◆ TEXT SEGMENT ◆

A Cache Efficient Matrix Transpose Program? - algorithm

So the obvious way to transpose a matrix is to use :
for( int i = 0; i < n; i++ )
for( int j = 0; j < n; j++ )
destination[j+i*n] = source[i+j*n];
but I want something that will take advantage of locality and cache blocking. I was looking it up and can't find code that would do this, but I'm told it should be a very simple modification to the original. Any ideas?
Edit: I have a 2000x2000 matrix, and I want to know how can I change the code using two for loops, basically splitting the matrix into blocks that I transpose individually, say 2x2 blocks, or 40x40 blocks, and see which block size is most efficient.
Edit2: The matrices are stored in column major order, that is to say for a matrix
a1 a2
a3 a4
is stored as a1 a3 a2 a4.

You're probably going to want four loops - two to iterate over the blocks, and then another two to perform the transpose-copy of a single block. Assuming for simplicity a block size that divides the size of the matrix, something like this I think, although I'd want to draw some pictures on the backs of envelopes to be sure:
for (int i = 0; i < n; i += blocksize) {
for (int j = 0; j < n; j += blocksize) {
// transpose the block beginning at [i,j]
for (int k = i; k < i + blocksize; ++k) {
for (int l = j; l < j + blocksize; ++l) {
dst[k + l*n] = src[l + k*n];
}
}
}
}
An important further insight is that there's actually a cache-oblivious algorithm for this (see http://en.wikipedia.org/wiki/Cache-oblivious_algorithm, which uses this exact problem as an example). The informal definition of "cache-oblivious" is that you don't need to experiment tweaking any parameters (in this case the blocksize) in order to hit good/optimal cache performance. The solution in this case is to transpose by recursively dividing the matrix in half, and transposing the halves into their correct position in the destination.

◆ DATASET SECTION ◆
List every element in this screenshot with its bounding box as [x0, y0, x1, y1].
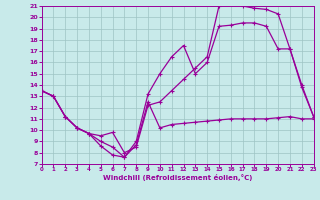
X-axis label: Windchill (Refroidissement éolien,°C): Windchill (Refroidissement éolien,°C)	[103, 174, 252, 181]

◆ EXERCISES ◆
1. Can you echo the stretch of the matrix transpose thread from "for( int j = 0;" through "original. Any ideas?"?
2. In the matrix transpose thread, what element names make up the small example matrix used to explain column major order?

◆ RESPONSES BY TASK ◆
1.
for( int j = 0; j < n; j++ )
destination[j+i*n] = source[i+j*n];
but I want something that will take advantage of locality and cache blocking. I was looking it up and can't find code that would do this, but I'm told it should be a very simple modification to the original. Any ideas?

2. a1, a2, a3, a4